[START Supplied records]

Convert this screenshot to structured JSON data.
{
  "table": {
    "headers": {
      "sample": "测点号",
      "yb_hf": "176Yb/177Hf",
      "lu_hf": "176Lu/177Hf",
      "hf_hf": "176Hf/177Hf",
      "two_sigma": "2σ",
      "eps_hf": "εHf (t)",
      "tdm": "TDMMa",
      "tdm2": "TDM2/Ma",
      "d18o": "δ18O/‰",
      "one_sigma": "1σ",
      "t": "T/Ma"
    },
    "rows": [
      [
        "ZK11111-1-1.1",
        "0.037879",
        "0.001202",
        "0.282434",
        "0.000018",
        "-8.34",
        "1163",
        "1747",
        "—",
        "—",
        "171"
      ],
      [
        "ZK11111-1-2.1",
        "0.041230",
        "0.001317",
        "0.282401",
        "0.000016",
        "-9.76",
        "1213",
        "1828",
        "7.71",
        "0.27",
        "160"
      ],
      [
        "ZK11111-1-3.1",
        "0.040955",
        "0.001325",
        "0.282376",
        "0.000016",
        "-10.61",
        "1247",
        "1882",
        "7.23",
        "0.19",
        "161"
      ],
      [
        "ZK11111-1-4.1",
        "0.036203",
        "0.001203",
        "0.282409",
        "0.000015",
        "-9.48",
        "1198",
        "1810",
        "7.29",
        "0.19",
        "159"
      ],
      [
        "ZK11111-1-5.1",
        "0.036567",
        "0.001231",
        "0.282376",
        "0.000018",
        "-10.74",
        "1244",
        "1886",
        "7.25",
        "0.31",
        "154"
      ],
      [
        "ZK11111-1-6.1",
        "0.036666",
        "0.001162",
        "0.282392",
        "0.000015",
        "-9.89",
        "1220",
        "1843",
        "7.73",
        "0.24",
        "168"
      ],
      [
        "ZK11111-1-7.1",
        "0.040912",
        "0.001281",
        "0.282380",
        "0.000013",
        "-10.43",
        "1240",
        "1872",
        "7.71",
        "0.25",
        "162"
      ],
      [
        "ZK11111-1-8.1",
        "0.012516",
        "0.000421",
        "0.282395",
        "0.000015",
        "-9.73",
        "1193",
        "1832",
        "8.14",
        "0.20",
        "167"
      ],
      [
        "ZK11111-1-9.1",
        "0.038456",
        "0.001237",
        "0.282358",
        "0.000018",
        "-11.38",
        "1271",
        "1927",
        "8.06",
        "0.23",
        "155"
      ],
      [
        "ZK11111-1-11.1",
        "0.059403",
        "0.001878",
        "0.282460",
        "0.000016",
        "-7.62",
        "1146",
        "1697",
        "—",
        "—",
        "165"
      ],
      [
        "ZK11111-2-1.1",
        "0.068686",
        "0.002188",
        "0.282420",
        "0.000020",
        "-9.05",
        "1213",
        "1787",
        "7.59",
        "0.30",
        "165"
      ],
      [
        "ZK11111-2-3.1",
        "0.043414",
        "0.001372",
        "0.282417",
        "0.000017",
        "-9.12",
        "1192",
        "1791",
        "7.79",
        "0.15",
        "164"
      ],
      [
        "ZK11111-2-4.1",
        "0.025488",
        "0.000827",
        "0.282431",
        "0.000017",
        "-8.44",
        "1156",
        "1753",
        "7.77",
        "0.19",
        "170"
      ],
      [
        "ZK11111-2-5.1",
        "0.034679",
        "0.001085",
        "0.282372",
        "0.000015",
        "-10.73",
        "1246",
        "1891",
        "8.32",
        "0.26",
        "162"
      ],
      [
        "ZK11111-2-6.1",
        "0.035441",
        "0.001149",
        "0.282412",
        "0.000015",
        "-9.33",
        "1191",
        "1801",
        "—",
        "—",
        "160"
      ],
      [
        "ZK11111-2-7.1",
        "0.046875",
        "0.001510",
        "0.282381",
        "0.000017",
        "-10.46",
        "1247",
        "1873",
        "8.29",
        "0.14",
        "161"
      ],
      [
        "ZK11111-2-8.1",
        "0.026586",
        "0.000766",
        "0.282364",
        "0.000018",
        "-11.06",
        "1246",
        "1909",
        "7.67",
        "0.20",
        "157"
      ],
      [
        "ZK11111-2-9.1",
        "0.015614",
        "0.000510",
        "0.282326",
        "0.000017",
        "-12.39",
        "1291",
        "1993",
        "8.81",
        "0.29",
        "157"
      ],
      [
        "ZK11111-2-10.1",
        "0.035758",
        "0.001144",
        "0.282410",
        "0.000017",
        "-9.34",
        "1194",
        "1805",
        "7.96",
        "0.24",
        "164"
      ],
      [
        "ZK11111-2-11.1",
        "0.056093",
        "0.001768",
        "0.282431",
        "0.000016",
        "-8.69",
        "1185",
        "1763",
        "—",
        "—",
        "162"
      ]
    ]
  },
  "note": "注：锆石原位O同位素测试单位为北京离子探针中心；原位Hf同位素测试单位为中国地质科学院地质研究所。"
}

[END Supplied records]

> _Problem to solve_: Set down all of the entries exactly, please.

> _Result of this task_:
Convert this screenshot to structured JSON data.
{
  "table": {
    "headers": {
      "sample": "测点号",
      "yb_hf": "176Yb/177Hf",
      "lu_hf": "176Lu/177Hf",
      "hf_hf": "176Hf/177Hf",
      "two_sigma": "2σ",
      "eps_hf": "εHf (t)",
      "tdm": "TDMMa",
      "tdm2": "TDM2/Ma",
      "d18o": "δ18O/‰",
      "one_sigma": "1σ",
      "t": "T/Ma"
    },
    "rows": [
      [
        "ZK11111-1-1.1",
        "0.037879",
        "0.001202",
        "0.282434",
        "0.000018",
        "-8.34",
        "1163",
        "1747",
        "—",
        "—",
        "171"
      ],
      [
        "ZK11111-1-2.1",
        "0.041230",
        "0.001317",
        "0.282401",
        "0.000016",
        "-9.76",
        "1213",
        "1828",
        "7.71",
        "0.27",
        "160"
      ],
      [
        "ZK11111-1-3.1",
        "0.040955",
        "0.001325",
        "0.282376",
        "0.000016",
        "-10.61",
        "1247",
        "1882",
        "7.23",
        "0.19",
        "161"
      ],
      [
        "ZK11111-1-4.1",
        "0.036203",
        "0.001203",
        "0.282409",
        "0.000015",
        "-9.48",
        "1198",
        "1810",
        "7.29",
        "0.19",
        "159"
      ],
      [
        "ZK11111-1-5.1",
        "0.036567",
        "0.001231",
        "0.282376",
        "0.000018",
        "-10.74",
        "1244",
        "1886",
        "7.25",
        "0.31",
        "154"
      ],
      [
        "ZK11111-1-6.1",
        "0.036666",
        "0.001162",
        "0.282392",
        "0.000015",
        "-9.89",
        "1220",
        "1843",
        "7.73",
        "0.24",
        "168"
      ],
      [
        "ZK11111-1-7.1",
        "0.040912",
        "0.001281",
        "0.282380",
        "0.000013",
        "-10.43",
        "1240",
        "1872",
        "7.71",
        "0.25",
        "162"
      ],
      [
        "ZK11111-1-8.1",
        "0.012516",
        "0.000421",
        "0.282395",
        "0.000015",
        "-9.73",
        "1193",
        "1832",
        "8.14",
        "0.20",
        "167"
      ],
      [
        "ZK11111-1-9.1",
        "0.038456",
        "0.001237",
        "0.282358",
        "0.000018",
        "-11.38",
        "1271",
        "1927",
        "8.06",
        "0.23",
        "155"
      ],
      [
        "ZK11111-1-11.1",
        "0.059403",
        "0.001878",
        "0.282460",
        "0.000016",
        "-7.62",
        "1146",
        "1697",
        "—",
        "—",
        "165"
      ],
      [
        "ZK11111-2-1.1",
        "0.068686",
        "0.002188",
        "0.282420",
        "0.000020",
        "-9.05",
        "1213",
        "1787",
        "7.59",
        "0.30",
        "165"
      ],
      [
        "ZK11111-2-3.1",
        "0.043414",
        "0.001372",
        "0.282417",
        "0.000017",
        "-9.12",
        "1192",
        "1791",
        "7.79",
        "0.15",
        "164"
      ],
      [
        "ZK11111-2-4.1",
        "0.025488",
        "0.000827",
        "0.282431",
        "0.000017",
        "-8.44",
        "1156",
        "1753",
        "7.77",
        "0.19",
        "170"
      ],
      [
        "ZK11111-2-5.1",
        "0.034679",
        "0.001085",
        "0.282372",
        "0.000015",
        "-10.73",
        "1246",
        "1891",
        "8.32",
        "0.26",
        "162"
      ],
      [
        "ZK11111-2-6.1",
        "0.035441",
        "0.001149",
        "0.282412",
        "0.000015",
        "-9.33",
        "1191",
        "1801",
        "—",
        "—",
        "160"
      ],
      [
        "ZK11111-2-7.1",
        "0.046875",
        "0.001510",
        "0.282381",
        "0.000017",
        "-10.46",
        "1247",
        "1873",
        "8.29",
        "0.14",
        "161"
      ],
      [
        "ZK11111-2-8.1",
        "0.026586",
        "0.000766",
        "0.282364",
        "0.000018",
        "-11.06",
        "1246",
        "1909",
        "7.67",
        "0.20",
        "157"
      ],
      [
        "ZK11111-2-9.1",
        "0.015614",
        "0.000510",
        "0.282326",
        "0.000017",
        "-12.39",
        "1291",
        "1993",
        "8.81",
        "0.29",
        "157"
      ],
      [
        "ZK11111-2-10.1",
        "0.035758",
        "0.001144",
        "0.282410",
        "0.000017",
        "-9.34",
        "1194",
        "1805",
        "7.96",
        "0.24",
        "164"
      ],
      [
        "ZK11111-2-11.1",
        "0.056093",
        "0.001768",
        "0.282431",
        "0.000016",
        "-8.69",
        "1185",
        "1763",
        "—",
        "—",
        "162"
      ]
    ]
  },
  "note": "注：锆石原位O同位素测试单位为北京离子探针中心；原位Hf同位素测试单位为中国地质科学院地质研究所。"
}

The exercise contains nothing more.